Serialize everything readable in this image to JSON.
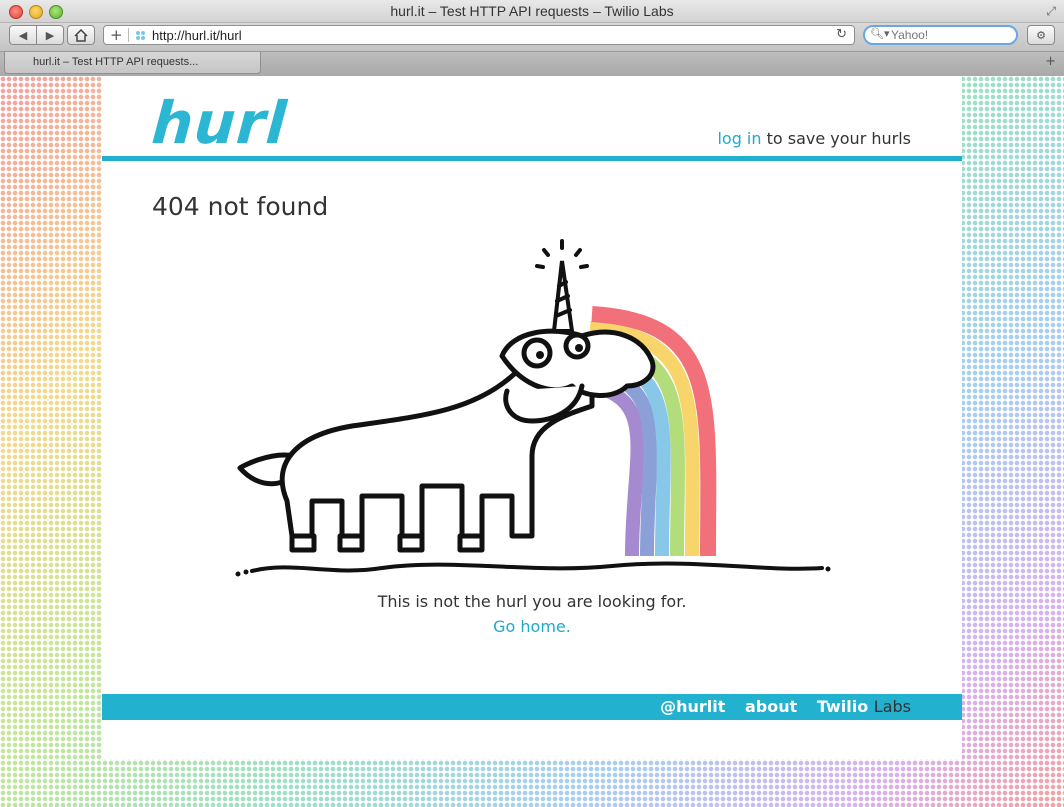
{
  "window": {
    "title": "hurl.it – Test HTTP API requests – Twilio Labs"
  },
  "toolbar": {
    "url": "http://hurl.it/hurl",
    "search_placeholder": "Yahoo!"
  },
  "tabs": [
    {
      "label": "hurl.it – Test HTTP API requests..."
    }
  ],
  "page": {
    "logo": "hurl",
    "header": {
      "login_link": "log in",
      "login_suffix": " to save your hurls"
    },
    "heading": "404 not found",
    "message": "This is not the hurl you are looking for.",
    "home_link": "Go home.",
    "footer": {
      "twitter": "@hurlit",
      "about": "about",
      "brand_twilio": "Twilio",
      "brand_labs": "Labs"
    }
  },
  "colors": {
    "accent": "#21b0cf",
    "link": "#21a9cb",
    "text": "#333333"
  },
  "illustration": {
    "subject": "unicorn-vomiting-rainbow",
    "rainbow": [
      "#f2707a",
      "#f7d56b",
      "#b3dc7a",
      "#88c7e8",
      "#8aa0d6",
      "#a58ad0"
    ]
  }
}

TASK DESCRIPTION:
Copy out the records above in full, exactly as written, but not the pictures.

WRITTEN RESPONSE:
Serialize everything readable in this image to JSON.
{
  "window": {
    "title": "hurl.it – Test HTTP API requests – Twilio Labs"
  },
  "toolbar": {
    "url": "http://hurl.it/hurl",
    "search_placeholder": "Yahoo!"
  },
  "tabs": [
    {
      "label": "hurl.it – Test HTTP API requests..."
    }
  ],
  "page": {
    "logo": "hurl",
    "header": {
      "login_link": "log in",
      "login_suffix": " to save your hurls"
    },
    "heading": "404 not found",
    "message": "This is not the hurl you are looking for.",
    "home_link": "Go home.",
    "footer": {
      "twitter": "@hurlit",
      "about": "about",
      "brand_twilio": "Twilio",
      "brand_labs": "Labs"
    }
  },
  "colors": {
    "accent": "#21b0cf",
    "link": "#21a9cb",
    "text": "#333333"
  },
  "illustration": {
    "subject": "unicorn-vomiting-rainbow",
    "rainbow": [
      "#f2707a",
      "#f7d56b",
      "#b3dc7a",
      "#88c7e8",
      "#8aa0d6",
      "#a58ad0"
    ]
  }
}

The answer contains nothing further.